= The task =
Repeat the data verbatim.

>> BEGIN Supplied data

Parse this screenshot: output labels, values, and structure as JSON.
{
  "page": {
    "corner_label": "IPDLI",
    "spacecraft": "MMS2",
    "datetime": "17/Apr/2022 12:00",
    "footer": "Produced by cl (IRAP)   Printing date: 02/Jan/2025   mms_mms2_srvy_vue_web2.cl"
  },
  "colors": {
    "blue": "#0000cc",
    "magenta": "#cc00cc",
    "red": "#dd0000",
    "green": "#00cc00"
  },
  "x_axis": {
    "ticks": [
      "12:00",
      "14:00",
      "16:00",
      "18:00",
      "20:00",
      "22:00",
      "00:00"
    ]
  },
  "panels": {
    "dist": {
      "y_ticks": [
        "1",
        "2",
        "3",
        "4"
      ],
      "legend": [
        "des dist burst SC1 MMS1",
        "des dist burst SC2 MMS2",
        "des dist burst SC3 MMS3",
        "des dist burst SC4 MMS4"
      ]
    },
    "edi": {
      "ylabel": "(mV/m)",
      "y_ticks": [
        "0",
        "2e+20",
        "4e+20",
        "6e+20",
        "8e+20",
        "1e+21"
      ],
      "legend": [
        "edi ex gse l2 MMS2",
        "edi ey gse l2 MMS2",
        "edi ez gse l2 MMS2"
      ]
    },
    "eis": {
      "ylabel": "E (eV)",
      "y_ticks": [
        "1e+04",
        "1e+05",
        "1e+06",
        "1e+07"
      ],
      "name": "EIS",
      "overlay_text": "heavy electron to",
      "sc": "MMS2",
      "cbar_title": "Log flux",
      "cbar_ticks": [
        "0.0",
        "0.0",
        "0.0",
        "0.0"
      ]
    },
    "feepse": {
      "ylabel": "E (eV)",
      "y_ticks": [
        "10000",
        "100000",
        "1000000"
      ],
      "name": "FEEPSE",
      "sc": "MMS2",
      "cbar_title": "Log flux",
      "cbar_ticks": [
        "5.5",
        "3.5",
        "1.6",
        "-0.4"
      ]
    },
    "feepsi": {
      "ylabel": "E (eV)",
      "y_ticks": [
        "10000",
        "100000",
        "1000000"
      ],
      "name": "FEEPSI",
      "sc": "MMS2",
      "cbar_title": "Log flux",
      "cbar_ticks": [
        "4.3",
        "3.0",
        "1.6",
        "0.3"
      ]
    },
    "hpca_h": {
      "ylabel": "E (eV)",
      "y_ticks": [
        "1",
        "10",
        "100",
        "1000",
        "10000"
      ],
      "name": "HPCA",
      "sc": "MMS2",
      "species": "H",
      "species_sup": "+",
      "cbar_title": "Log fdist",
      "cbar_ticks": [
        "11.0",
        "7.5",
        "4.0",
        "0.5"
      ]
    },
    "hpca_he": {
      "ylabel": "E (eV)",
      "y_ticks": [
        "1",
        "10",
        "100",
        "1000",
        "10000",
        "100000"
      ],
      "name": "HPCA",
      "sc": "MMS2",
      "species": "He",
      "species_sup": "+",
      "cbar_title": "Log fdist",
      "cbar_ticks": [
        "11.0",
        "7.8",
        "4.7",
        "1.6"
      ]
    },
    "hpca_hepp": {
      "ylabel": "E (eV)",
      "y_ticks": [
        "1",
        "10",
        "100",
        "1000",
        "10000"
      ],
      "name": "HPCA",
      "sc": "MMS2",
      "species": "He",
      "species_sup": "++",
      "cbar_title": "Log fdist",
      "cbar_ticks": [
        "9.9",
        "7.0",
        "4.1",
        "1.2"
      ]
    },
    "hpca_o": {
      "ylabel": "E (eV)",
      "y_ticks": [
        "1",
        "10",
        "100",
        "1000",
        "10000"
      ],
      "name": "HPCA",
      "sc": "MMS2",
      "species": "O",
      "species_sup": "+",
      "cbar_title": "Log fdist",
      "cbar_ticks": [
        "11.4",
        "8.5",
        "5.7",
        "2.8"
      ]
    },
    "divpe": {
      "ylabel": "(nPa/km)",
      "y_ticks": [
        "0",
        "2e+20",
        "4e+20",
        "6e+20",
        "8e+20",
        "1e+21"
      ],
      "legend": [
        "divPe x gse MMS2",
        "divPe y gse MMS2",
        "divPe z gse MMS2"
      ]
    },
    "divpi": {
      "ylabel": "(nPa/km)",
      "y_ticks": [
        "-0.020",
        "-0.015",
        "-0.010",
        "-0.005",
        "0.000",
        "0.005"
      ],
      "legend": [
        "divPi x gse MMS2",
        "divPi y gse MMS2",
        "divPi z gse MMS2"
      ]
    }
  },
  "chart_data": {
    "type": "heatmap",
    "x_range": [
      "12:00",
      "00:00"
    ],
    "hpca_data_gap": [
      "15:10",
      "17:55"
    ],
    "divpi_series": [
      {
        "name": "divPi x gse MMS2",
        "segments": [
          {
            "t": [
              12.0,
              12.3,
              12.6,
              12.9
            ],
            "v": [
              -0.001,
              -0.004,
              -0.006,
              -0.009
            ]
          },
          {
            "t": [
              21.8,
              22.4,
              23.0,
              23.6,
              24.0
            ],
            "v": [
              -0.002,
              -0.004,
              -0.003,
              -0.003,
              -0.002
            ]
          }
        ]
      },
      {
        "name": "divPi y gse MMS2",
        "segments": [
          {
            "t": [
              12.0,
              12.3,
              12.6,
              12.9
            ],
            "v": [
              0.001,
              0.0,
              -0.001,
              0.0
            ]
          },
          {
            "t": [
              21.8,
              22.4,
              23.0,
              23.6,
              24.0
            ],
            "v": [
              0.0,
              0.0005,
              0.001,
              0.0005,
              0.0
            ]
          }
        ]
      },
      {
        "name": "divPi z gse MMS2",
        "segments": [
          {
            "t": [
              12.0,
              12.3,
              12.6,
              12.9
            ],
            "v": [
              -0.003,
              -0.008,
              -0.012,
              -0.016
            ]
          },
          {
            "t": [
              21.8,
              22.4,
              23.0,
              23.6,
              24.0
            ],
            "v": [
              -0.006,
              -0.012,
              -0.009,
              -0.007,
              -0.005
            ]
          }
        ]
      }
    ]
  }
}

>> END Supplied data

= Task answer =
Parse this screenshot: output labels, values, and structure as JSON.
{
  "page": {
    "corner_label": "IPDLI",
    "spacecraft": "MMS2",
    "datetime": "17/Apr/2022 12:00",
    "footer": "Produced by cl (IRAP)   Printing date: 02/Jan/2025   mms_mms2_srvy_vue_web2.cl"
  },
  "colors": {
    "blue": "#0000cc",
    "magenta": "#cc00cc",
    "red": "#dd0000",
    "green": "#00cc00"
  },
  "x_axis": {
    "ticks": [
      "12:00",
      "14:00",
      "16:00",
      "18:00",
      "20:00",
      "22:00",
      "00:00"
    ]
  },
  "panels": {
    "dist": {
      "y_ticks": [
        "1",
        "2",
        "3",
        "4"
      ],
      "legend": [
        "des dist burst SC1 MMS1",
        "des dist burst SC2 MMS2",
        "des dist burst SC3 MMS3",
        "des dist burst SC4 MMS4"
      ]
    },
    "edi": {
      "ylabel": "(mV/m)",
      "y_ticks": [
        "0",
        "2e+20",
        "4e+20",
        "6e+20",
        "8e+20",
        "1e+21"
      ],
      "legend": [
        "edi ex gse l2 MMS2",
        "edi ey gse l2 MMS2",
        "edi ez gse l2 MMS2"
      ]
    },
    "eis": {
      "ylabel": "E (eV)",
      "y_ticks": [
        "1e+04",
        "1e+05",
        "1e+06",
        "1e+07"
      ],
      "name": "EIS",
      "overlay_text": "heavy electron to",
      "sc": "MMS2",
      "cbar_title": "Log flux",
      "cbar_ticks": [
        "0.0",
        "0.0",
        "0.0",
        "0.0"
      ]
    },
    "feepse": {
      "ylabel": "E (eV)",
      "y_ticks": [
        "10000",
        "100000",
        "1000000"
      ],
      "name": "FEEPSE",
      "sc": "MMS2",
      "cbar_title": "Log flux",
      "cbar_ticks": [
        "5.5",
        "3.5",
        "1.6",
        "-0.4"
      ]
    },
    "feepsi": {
      "ylabel": "E (eV)",
      "y_ticks": [
        "10000",
        "100000",
        "1000000"
      ],
      "name": "FEEPSI",
      "sc": "MMS2",
      "cbar_title": "Log flux",
      "cbar_ticks": [
        "4.3",
        "3.0",
        "1.6",
        "0.3"
      ]
    },
    "hpca_h": {
      "ylabel": "E (eV)",
      "y_ticks": [
        "1",
        "10",
        "100",
        "1000",
        "10000"
      ],
      "name": "HPCA",
      "sc": "MMS2",
      "species": "H",
      "species_sup": "+",
      "cbar_title": "Log fdist",
      "cbar_ticks": [
        "11.0",
        "7.5",
        "4.0",
        "0.5"
      ]
    },
    "hpca_he": {
      "ylabel": "E (eV)",
      "y_ticks": [
        "1",
        "10",
        "100",
        "1000",
        "10000",
        "100000"
      ],
      "name": "HPCA",
      "sc": "MMS2",
      "species": "He",
      "species_sup": "+",
      "cbar_title": "Log fdist",
      "cbar_ticks": [
        "11.0",
        "7.8",
        "4.7",
        "1.6"
      ]
    },
    "hpca_hepp": {
      "ylabel": "E (eV)",
      "y_ticks": [
        "1",
        "10",
        "100",
        "1000",
        "10000"
      ],
      "name": "HPCA",
      "sc": "MMS2",
      "species": "He",
      "species_sup": "++",
      "cbar_title": "Log fdist",
      "cbar_ticks": [
        "9.9",
        "7.0",
        "4.1",
        "1.2"
      ]
    },
    "hpca_o": {
      "ylabel": "E (eV)",
      "y_ticks": [
        "1",
        "10",
        "100",
        "1000",
        "10000"
      ],
      "name": "HPCA",
      "sc": "MMS2",
      "species": "O",
      "species_sup": "+",
      "cbar_title": "Log fdist",
      "cbar_ticks": [
        "11.4",
        "8.5",
        "5.7",
        "2.8"
      ]
    },
    "divpe": {
      "ylabel": "(nPa/km)",
      "y_ticks": [
        "0",
        "2e+20",
        "4e+20",
        "6e+20",
        "8e+20",
        "1e+21"
      ],
      "legend": [
        "divPe x gse MMS2",
        "divPe y gse MMS2",
        "divPe z gse MMS2"
      ]
    },
    "divpi": {
      "ylabel": "(nPa/km)",
      "y_ticks": [
        "-0.020",
        "-0.015",
        "-0.010",
        "-0.005",
        "0.000",
        "0.005"
      ],
      "legend": [
        "divPi x gse MMS2",
        "divPi y gse MMS2",
        "divPi z gse MMS2"
      ]
    }
  },
  "chart_data": {
    "type": "heatmap",
    "x_range": [
      "12:00",
      "00:00"
    ],
    "hpca_data_gap": [
      "15:10",
      "17:55"
    ],
    "divpi_series": [
      {
        "name": "divPi x gse MMS2",
        "segments": [
          {
            "t": [
              12.0,
              12.3,
              12.6,
              12.9
            ],
            "v": [
              -0.001,
              -0.004,
              -0.006,
              -0.009
            ]
          },
          {
            "t": [
              21.8,
              22.4,
              23.0,
              23.6,
              24.0
            ],
            "v": [
              -0.002,
              -0.004,
              -0.003,
              -0.003,
              -0.002
            ]
          }
        ]
      },
      {
        "name": "divPi y gse MMS2",
        "segments": [
          {
            "t": [
              12.0,
              12.3,
              12.6,
              12.9
            ],
            "v": [
              0.001,
              0.0,
              -0.001,
              0.0
            ]
          },
          {
            "t": [
              21.8,
              22.4,
              23.0,
              23.6,
              24.0
            ],
            "v": [
              0.0,
              0.0005,
              0.001,
              0.0005,
              0.0
            ]
          }
        ]
      },
      {
        "name": "divPi z gse MMS2",
        "segments": [
          {
            "t": [
              12.0,
              12.3,
              12.6,
              12.9
            ],
            "v": [
              -0.003,
              -0.008,
              -0.012,
              -0.016
            ]
          },
          {
            "t": [
              21.8,
              22.4,
              23.0,
              23.6,
              24.0
            ],
            "v": [
              -0.006,
              -0.012,
              -0.009,
              -0.007,
              -0.005
            ]
          }
        ]
      }
    ]
  }
}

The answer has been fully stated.